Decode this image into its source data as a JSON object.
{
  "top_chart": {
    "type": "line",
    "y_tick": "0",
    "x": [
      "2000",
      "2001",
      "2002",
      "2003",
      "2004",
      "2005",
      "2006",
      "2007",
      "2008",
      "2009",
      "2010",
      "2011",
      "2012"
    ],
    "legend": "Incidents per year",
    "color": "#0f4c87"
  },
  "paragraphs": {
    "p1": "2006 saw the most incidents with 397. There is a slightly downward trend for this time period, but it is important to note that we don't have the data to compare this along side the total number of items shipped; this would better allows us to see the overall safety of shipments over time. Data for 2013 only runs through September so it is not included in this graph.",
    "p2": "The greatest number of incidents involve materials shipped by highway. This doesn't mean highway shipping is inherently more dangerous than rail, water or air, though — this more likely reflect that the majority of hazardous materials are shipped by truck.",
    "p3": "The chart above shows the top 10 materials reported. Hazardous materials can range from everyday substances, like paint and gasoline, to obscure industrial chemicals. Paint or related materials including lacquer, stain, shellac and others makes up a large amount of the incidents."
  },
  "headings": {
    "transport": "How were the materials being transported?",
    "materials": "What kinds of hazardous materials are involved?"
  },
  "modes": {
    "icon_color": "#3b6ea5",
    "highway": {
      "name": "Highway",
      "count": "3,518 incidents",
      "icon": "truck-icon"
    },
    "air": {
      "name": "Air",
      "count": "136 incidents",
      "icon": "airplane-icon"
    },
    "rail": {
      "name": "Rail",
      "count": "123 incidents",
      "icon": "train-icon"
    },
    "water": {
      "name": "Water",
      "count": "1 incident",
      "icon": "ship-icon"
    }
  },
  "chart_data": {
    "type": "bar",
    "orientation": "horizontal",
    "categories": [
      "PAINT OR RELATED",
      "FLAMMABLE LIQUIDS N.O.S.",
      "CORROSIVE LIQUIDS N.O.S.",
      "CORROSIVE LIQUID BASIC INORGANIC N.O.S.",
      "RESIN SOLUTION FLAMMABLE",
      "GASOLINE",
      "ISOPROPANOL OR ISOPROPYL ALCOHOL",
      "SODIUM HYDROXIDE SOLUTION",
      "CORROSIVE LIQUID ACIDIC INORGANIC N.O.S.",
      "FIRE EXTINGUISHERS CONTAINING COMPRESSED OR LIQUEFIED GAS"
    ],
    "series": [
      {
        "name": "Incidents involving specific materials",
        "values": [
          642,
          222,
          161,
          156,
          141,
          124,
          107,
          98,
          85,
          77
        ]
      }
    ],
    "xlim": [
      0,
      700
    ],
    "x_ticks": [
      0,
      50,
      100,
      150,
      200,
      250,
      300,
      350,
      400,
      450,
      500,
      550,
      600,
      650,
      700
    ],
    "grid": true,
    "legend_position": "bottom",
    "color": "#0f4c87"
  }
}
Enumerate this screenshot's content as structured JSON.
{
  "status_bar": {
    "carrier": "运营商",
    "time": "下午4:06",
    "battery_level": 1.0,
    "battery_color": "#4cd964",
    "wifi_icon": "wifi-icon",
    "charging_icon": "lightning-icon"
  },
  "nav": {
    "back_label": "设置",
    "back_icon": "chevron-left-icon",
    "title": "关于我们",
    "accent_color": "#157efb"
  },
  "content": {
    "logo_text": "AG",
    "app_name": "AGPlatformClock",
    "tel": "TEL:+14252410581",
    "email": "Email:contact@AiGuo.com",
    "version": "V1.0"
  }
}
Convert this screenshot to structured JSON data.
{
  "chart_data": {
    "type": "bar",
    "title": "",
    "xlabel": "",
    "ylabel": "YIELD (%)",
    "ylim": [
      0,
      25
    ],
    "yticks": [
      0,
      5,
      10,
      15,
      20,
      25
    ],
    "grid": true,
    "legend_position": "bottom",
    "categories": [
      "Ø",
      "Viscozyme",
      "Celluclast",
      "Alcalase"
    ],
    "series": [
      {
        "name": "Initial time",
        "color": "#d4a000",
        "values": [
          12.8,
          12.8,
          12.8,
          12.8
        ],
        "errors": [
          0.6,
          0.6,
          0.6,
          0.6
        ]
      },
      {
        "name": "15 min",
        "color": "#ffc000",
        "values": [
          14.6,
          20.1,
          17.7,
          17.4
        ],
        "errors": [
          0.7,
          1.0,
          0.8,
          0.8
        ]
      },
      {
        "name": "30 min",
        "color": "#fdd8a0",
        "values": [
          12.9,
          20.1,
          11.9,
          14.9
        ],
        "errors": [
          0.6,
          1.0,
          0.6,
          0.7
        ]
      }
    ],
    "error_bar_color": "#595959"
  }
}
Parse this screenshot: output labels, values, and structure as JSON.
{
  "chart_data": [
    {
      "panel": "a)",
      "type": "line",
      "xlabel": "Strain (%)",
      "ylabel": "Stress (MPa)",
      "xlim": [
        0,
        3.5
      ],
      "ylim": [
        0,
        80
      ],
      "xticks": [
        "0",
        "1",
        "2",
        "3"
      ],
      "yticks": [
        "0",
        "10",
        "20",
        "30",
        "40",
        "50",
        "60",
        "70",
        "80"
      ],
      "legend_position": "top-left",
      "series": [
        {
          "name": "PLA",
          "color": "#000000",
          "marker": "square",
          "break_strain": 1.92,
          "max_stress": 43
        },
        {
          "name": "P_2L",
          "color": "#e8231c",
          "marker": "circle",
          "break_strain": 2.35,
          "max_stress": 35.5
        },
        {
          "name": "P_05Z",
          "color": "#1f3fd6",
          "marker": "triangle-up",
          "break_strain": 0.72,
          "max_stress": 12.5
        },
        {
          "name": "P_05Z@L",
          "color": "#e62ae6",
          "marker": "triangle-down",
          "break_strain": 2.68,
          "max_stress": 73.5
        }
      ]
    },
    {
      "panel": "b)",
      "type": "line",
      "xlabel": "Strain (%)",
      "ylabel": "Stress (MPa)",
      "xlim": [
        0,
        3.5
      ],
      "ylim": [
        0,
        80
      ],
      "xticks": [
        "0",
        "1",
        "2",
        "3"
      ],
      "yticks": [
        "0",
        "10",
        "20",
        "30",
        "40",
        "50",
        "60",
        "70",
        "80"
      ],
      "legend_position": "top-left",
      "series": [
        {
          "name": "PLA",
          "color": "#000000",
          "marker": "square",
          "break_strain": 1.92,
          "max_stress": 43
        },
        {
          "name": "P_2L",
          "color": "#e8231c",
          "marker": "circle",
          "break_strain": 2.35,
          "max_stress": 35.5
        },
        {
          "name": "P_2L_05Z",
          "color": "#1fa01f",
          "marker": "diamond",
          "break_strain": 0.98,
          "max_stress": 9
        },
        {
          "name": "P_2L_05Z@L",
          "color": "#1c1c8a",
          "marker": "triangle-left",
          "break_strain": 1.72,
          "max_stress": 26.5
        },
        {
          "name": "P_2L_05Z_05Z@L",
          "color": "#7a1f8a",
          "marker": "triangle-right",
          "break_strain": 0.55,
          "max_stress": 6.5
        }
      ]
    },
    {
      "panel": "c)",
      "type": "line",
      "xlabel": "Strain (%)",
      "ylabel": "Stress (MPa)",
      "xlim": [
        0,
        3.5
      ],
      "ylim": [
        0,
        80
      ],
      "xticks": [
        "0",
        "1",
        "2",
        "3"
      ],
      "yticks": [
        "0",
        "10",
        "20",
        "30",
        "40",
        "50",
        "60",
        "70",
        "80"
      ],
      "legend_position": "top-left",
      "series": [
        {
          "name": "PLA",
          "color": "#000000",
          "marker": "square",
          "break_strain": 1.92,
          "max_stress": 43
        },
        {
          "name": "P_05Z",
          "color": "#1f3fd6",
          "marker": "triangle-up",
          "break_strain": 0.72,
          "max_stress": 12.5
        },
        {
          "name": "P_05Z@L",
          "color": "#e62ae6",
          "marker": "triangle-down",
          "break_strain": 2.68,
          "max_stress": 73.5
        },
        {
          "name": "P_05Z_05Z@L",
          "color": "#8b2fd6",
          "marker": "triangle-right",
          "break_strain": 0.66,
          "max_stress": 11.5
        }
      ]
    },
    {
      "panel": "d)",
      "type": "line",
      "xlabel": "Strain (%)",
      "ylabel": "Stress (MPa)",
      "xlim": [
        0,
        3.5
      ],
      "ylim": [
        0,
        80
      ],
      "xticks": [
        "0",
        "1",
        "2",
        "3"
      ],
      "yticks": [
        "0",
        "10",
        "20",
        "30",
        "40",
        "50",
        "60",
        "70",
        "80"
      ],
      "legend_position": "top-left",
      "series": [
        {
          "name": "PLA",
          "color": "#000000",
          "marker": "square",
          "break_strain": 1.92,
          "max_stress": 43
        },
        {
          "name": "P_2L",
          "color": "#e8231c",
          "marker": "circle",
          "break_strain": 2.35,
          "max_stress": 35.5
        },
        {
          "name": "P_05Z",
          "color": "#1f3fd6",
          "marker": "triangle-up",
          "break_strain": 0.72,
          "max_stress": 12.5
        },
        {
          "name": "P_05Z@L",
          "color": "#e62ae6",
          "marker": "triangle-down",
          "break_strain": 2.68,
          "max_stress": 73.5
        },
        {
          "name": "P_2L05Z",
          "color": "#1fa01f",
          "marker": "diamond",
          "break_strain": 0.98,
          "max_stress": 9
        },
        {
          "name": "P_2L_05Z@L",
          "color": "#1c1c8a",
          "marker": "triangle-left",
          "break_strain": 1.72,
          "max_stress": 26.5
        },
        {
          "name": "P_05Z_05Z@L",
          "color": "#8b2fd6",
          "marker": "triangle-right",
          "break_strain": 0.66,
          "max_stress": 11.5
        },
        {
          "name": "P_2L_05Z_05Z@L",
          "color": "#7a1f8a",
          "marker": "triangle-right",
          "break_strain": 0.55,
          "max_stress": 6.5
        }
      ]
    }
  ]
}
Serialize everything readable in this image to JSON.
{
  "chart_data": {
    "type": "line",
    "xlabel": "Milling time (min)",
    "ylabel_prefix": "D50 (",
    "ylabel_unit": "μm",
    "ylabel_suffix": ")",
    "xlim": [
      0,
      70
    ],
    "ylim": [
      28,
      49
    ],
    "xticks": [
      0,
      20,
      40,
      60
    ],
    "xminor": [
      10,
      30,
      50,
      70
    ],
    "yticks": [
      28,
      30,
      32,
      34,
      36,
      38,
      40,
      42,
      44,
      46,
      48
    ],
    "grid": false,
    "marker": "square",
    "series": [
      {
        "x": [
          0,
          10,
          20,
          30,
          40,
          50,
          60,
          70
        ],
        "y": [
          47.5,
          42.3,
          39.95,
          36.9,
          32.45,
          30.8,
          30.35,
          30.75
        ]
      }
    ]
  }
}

:::

Work required
List every line in the records above that contains the word "FLAMMABLE".

Answer for the task
      "FLAMMABLE LIQUIDS N.O.S.",
      "RESIN SOLUTION FLAMMABLE",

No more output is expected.